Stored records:

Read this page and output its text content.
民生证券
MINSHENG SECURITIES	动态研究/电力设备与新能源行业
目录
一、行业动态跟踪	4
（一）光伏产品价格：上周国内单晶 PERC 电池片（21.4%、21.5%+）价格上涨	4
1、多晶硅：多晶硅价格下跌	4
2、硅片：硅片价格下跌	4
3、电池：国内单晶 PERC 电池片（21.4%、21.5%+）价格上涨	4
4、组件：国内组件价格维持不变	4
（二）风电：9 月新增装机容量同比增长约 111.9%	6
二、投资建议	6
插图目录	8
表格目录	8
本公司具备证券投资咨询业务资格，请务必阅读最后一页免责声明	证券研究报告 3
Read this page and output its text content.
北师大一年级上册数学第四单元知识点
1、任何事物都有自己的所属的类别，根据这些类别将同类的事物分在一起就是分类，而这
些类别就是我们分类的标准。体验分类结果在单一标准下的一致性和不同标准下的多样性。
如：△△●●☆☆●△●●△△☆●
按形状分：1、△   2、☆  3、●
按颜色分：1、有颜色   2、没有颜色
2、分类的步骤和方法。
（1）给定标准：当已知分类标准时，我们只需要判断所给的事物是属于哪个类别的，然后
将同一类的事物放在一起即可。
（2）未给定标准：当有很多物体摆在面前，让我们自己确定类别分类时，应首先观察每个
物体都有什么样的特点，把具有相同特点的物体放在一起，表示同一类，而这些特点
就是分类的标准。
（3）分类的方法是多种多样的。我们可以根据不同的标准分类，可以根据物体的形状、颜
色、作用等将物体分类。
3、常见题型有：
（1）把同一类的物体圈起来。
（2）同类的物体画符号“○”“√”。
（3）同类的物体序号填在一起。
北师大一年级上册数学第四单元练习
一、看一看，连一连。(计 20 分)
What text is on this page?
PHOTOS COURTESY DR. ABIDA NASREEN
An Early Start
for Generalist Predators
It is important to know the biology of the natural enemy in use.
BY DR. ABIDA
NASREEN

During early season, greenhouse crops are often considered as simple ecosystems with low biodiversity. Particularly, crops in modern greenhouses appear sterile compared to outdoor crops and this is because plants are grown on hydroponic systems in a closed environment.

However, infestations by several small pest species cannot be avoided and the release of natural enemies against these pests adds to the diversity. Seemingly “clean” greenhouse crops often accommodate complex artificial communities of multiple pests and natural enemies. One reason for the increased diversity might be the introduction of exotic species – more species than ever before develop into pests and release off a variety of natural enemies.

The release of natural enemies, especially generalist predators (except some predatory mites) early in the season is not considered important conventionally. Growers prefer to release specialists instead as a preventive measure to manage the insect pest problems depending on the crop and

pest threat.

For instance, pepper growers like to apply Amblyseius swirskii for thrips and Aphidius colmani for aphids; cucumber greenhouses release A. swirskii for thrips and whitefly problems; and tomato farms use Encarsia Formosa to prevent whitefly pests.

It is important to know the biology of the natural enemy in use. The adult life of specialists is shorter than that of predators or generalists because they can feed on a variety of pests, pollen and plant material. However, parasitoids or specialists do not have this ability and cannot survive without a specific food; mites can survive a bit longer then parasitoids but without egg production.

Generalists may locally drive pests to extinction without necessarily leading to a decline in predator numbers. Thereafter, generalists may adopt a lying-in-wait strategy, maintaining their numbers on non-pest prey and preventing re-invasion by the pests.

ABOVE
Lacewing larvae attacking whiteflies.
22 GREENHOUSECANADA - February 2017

Problem description –
Copy each line above that contains the word "because".

Written answer –
During early season, greenhouse crops are often considered as simple ecosystems with low biodiversity. Particularly, crops in modern greenhouses appear sterile compared to outdoor crops and this is because plants are grown on hydroponic systems in a closed environment.
It is important to know the biology of the natural enemy in use. The adult life of specialists is shorter than that of predators or generalists because they can feed on a variety of pests, pollen and plant material. However, parasitoids or specialists do not have this ability and cannot survive without a specific food; mites can survive a bit longer then parasitoids but without egg production.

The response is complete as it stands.